───── ENTRIES SUPPLIED ─────
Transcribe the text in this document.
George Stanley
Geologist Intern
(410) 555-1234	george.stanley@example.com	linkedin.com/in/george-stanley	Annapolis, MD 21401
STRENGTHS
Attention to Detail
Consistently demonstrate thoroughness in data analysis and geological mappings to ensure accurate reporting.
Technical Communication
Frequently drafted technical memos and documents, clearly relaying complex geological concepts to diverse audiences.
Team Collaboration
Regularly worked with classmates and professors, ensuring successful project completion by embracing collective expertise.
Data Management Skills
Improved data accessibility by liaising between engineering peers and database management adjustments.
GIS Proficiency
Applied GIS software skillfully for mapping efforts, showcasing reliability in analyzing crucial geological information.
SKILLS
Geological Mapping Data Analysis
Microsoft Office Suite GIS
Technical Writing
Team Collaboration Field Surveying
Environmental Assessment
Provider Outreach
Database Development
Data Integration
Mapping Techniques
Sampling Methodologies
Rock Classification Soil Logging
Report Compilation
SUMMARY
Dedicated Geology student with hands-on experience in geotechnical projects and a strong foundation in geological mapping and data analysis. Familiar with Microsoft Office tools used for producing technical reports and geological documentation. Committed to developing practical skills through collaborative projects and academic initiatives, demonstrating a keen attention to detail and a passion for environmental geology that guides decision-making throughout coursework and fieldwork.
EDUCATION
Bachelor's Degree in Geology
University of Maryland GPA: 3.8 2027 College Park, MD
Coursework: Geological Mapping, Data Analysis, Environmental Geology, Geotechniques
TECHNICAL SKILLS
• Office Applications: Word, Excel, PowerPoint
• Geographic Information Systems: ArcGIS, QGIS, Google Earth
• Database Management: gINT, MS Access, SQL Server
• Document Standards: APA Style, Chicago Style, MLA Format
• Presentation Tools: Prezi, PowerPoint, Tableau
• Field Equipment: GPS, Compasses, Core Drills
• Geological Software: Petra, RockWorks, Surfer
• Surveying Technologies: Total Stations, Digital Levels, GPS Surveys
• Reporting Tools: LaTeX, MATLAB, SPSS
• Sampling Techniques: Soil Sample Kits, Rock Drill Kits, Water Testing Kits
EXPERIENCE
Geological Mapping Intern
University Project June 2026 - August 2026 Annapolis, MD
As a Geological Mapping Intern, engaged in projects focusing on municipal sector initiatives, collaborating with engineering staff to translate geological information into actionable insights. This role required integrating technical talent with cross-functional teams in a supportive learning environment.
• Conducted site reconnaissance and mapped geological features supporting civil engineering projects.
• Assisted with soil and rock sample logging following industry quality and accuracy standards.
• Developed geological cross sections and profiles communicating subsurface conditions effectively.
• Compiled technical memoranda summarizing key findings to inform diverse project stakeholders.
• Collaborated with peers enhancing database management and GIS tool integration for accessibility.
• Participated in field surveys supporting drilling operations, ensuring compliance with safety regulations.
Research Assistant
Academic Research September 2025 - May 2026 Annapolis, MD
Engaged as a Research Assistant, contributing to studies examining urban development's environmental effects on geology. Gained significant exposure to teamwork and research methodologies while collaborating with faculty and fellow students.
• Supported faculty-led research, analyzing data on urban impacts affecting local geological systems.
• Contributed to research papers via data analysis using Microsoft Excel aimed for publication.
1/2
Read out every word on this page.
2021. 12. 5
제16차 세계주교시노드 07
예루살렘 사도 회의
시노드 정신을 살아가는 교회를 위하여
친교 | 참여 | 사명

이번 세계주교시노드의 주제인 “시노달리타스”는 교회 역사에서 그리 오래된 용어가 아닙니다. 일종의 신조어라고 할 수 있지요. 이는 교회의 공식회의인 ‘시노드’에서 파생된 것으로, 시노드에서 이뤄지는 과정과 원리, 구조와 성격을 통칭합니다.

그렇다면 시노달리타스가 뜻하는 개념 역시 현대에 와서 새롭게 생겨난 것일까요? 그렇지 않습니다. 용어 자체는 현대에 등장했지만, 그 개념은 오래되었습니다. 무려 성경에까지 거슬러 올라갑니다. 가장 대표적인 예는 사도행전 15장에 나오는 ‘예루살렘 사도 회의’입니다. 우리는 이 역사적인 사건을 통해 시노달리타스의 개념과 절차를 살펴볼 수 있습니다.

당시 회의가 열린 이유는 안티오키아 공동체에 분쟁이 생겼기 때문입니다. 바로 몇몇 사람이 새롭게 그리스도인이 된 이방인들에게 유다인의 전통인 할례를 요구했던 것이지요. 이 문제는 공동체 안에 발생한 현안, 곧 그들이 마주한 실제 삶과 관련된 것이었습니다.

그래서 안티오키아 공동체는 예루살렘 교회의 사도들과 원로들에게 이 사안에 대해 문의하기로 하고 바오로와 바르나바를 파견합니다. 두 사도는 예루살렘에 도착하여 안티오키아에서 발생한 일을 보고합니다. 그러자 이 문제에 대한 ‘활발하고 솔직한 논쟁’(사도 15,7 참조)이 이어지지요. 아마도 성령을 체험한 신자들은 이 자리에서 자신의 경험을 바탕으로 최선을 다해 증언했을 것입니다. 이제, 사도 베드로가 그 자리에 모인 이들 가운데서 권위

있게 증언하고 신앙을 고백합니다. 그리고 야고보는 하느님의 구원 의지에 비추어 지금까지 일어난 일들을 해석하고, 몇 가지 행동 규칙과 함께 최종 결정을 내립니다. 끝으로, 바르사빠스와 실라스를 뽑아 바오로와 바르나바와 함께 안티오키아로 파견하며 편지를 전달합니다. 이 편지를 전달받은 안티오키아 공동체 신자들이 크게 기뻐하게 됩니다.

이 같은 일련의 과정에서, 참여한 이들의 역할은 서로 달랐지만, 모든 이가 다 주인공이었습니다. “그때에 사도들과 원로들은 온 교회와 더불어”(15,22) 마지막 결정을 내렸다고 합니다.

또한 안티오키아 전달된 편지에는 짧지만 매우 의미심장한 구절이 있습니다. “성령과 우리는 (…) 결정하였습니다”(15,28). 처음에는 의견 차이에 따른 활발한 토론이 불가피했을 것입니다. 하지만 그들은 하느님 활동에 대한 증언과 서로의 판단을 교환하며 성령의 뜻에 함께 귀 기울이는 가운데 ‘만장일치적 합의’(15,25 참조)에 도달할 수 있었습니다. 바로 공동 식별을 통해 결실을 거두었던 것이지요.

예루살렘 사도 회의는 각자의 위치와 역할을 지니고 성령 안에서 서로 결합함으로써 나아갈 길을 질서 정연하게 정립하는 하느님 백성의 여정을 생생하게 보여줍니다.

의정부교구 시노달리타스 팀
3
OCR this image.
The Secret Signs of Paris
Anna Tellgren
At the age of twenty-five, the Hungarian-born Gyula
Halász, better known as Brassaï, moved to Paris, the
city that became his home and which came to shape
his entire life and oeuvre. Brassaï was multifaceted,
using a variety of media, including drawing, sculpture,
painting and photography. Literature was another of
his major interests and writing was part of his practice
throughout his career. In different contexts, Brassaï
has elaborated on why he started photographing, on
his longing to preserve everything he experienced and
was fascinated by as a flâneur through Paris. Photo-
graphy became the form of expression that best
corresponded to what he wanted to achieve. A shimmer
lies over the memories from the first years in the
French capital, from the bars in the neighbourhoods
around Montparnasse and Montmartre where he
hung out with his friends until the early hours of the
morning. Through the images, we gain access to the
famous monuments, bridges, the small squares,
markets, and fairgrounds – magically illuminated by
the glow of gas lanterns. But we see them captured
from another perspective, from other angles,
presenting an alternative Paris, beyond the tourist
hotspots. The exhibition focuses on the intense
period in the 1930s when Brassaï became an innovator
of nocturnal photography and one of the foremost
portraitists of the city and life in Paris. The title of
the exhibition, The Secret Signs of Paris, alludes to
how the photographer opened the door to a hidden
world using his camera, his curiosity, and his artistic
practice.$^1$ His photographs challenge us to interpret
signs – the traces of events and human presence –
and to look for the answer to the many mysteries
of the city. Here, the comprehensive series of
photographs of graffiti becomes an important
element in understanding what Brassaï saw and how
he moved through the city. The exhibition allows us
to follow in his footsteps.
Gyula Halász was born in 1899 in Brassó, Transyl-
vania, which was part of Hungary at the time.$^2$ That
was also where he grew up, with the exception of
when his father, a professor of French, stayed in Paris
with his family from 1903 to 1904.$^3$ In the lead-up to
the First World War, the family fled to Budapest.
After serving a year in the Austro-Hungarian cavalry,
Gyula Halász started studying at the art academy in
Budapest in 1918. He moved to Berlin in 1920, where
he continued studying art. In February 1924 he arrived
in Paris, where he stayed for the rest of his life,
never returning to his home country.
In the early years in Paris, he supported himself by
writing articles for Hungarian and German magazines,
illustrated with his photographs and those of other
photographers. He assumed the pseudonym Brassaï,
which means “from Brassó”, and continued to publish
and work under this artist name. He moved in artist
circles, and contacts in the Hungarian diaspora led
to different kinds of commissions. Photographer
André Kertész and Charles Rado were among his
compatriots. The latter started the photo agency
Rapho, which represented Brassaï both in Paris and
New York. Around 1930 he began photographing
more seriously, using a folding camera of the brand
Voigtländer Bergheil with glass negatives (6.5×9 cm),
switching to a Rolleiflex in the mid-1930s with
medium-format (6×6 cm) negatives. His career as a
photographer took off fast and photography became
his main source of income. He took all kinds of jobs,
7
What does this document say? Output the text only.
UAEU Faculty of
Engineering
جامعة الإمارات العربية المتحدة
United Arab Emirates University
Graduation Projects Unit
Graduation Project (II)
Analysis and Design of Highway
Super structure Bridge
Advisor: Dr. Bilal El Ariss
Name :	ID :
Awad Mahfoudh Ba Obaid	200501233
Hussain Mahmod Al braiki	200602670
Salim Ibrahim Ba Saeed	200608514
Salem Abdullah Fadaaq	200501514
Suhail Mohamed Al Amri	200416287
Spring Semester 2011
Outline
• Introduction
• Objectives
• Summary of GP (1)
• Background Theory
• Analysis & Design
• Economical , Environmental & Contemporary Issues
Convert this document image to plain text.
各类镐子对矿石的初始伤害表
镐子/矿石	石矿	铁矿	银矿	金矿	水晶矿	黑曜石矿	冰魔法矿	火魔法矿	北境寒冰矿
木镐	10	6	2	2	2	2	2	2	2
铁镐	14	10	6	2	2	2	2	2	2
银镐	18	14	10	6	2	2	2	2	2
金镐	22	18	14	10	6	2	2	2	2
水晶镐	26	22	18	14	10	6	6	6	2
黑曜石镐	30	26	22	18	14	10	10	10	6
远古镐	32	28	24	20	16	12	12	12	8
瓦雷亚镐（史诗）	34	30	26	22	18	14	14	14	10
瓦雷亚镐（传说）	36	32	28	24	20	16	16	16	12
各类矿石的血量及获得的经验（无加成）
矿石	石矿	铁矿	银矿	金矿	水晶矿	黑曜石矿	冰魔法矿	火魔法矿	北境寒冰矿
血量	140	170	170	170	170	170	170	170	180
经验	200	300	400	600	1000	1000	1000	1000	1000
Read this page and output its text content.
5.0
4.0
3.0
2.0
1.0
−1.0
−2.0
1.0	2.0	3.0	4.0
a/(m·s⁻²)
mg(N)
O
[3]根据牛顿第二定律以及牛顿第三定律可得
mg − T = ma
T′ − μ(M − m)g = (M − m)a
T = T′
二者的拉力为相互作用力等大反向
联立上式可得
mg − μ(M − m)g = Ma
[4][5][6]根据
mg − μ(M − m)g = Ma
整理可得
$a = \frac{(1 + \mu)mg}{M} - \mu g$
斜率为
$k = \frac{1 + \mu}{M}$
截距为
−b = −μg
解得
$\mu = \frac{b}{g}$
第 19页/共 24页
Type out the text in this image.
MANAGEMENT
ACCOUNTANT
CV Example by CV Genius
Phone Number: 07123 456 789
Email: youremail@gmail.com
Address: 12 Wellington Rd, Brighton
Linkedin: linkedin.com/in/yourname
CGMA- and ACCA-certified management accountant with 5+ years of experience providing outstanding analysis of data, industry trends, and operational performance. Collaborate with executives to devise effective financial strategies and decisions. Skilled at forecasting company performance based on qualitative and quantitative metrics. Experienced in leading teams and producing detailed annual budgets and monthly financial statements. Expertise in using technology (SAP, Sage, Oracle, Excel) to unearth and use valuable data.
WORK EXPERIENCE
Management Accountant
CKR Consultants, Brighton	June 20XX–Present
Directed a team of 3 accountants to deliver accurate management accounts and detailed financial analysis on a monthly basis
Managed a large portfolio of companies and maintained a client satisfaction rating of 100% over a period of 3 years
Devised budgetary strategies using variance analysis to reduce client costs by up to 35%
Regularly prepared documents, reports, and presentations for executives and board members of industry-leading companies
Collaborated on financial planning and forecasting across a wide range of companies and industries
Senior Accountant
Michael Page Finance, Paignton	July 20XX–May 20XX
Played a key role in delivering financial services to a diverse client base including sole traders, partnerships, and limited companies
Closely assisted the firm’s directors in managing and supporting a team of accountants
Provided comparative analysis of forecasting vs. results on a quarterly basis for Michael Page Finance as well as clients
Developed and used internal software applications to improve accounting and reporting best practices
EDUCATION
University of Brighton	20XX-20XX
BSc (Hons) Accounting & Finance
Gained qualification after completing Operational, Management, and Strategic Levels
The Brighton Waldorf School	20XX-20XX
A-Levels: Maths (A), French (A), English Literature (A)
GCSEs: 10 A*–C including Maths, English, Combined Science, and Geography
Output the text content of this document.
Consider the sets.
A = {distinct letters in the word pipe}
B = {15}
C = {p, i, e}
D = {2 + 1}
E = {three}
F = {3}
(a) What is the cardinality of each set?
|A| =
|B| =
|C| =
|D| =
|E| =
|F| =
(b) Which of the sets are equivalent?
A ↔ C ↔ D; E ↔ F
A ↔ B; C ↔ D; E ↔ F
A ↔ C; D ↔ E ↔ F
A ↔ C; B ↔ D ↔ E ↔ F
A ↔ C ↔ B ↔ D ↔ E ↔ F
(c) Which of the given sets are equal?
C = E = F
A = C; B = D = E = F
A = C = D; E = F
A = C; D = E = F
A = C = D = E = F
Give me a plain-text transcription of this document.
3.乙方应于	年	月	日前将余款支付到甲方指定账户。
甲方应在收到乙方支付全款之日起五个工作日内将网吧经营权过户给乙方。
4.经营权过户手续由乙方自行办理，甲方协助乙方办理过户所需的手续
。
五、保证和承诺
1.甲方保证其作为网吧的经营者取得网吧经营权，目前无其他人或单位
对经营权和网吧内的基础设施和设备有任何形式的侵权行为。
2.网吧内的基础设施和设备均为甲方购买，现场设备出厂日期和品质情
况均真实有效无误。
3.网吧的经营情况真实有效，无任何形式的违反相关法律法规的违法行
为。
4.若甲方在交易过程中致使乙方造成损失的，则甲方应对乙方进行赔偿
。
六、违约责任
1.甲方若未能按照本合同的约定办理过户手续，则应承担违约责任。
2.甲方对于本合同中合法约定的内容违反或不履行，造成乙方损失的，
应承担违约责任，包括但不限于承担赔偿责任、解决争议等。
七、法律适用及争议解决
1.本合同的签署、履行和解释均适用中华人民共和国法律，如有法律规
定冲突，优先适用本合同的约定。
─────
Reproduce every line from the entries that holds the word "Levels".

• Surveying Technologies: Total Stations, Digital Levels, GPS Surveys
Gained qualification after completing Operational, Management, and Strategic Levels
A-Levels: Maths (A), French (A), English Literature (A)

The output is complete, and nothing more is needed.